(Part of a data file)
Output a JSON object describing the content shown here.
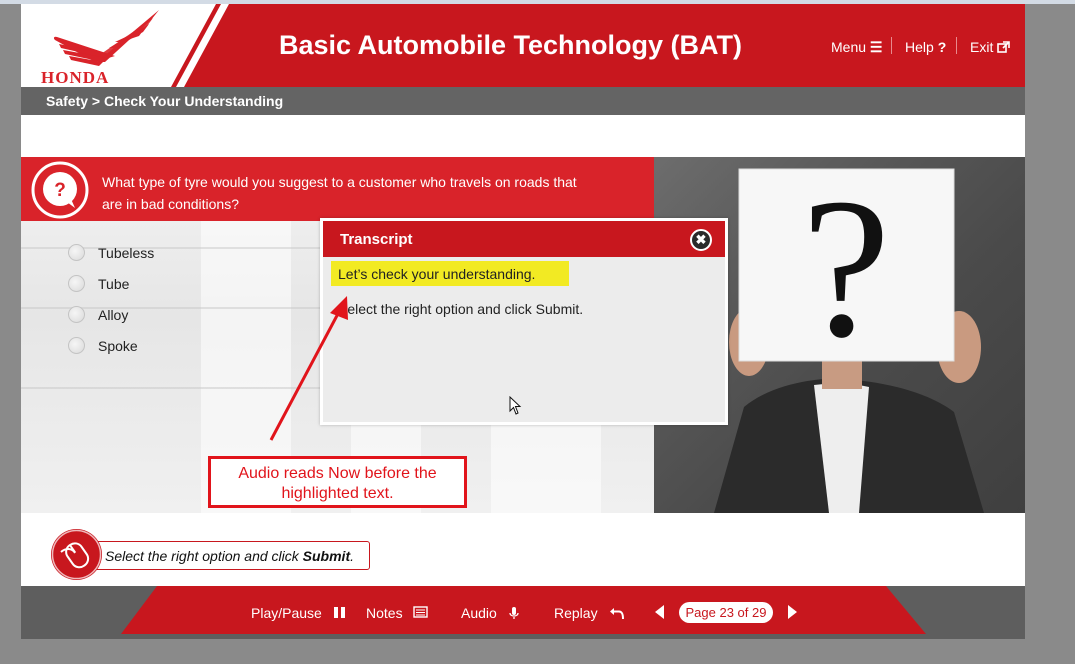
{
  "header": {
    "brand": "HONDA",
    "course_title": "Basic Automobile Technology (BAT)",
    "menu_label": "Menu",
    "help_label": "Help",
    "exit_label": "Exit"
  },
  "breadcrumb": "Safety > Check Your Understanding",
  "question": {
    "text": "What type of tyre would you suggest to a customer who travels on roads that are in bad conditions?",
    "options": [
      "Tubeless",
      "Tube",
      "Alloy",
      "Spoke"
    ]
  },
  "transcript": {
    "title": "Transcript",
    "line1": "Let’s check your understanding.",
    "line2": "Select the right option and click Submit."
  },
  "annotation": {
    "text": "Audio reads Now before the highlighted text."
  },
  "instruction": {
    "prefix": "Select the right option and click ",
    "bold": "Submit",
    "suffix": "."
  },
  "footer": {
    "play_pause": "Play/Pause",
    "notes": "Notes",
    "audio": "Audio",
    "replay": "Replay",
    "page_indicator": "Page 23 of 29"
  },
  "colors": {
    "brand_red": "#c8171e",
    "question_red": "#d9232a",
    "highlight_yellow": "#f2ea23",
    "annotation_red": "#e1141b",
    "footer_gray": "#5e5e5e"
  }
}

● Aim of the exercise: Give back every line exactly as it stands, pictures excluded.

● Complete response:
Output a JSON object describing the content shown here.
{
  "header": {
    "brand": "HONDA",
    "course_title": "Basic Automobile Technology (BAT)",
    "menu_label": "Menu",
    "help_label": "Help",
    "exit_label": "Exit"
  },
  "breadcrumb": "Safety > Check Your Understanding",
  "question": {
    "text": "What type of tyre would you suggest to a customer who travels on roads that are in bad conditions?",
    "options": [
      "Tubeless",
      "Tube",
      "Alloy",
      "Spoke"
    ]
  },
  "transcript": {
    "title": "Transcript",
    "line1": "Let’s check your understanding.",
    "line2": "Select the right option and click Submit."
  },
  "annotation": {
    "text": "Audio reads Now before the highlighted text."
  },
  "instruction": {
    "prefix": "Select the right option and click ",
    "bold": "Submit",
    "suffix": "."
  },
  "footer": {
    "play_pause": "Play/Pause",
    "notes": "Notes",
    "audio": "Audio",
    "replay": "Replay",
    "page_indicator": "Page 23 of 29"
  },
  "colors": {
    "brand_red": "#c8171e",
    "question_red": "#d9232a",
    "highlight_yellow": "#f2ea23",
    "annotation_red": "#e1141b",
    "footer_gray": "#5e5e5e"
  }
}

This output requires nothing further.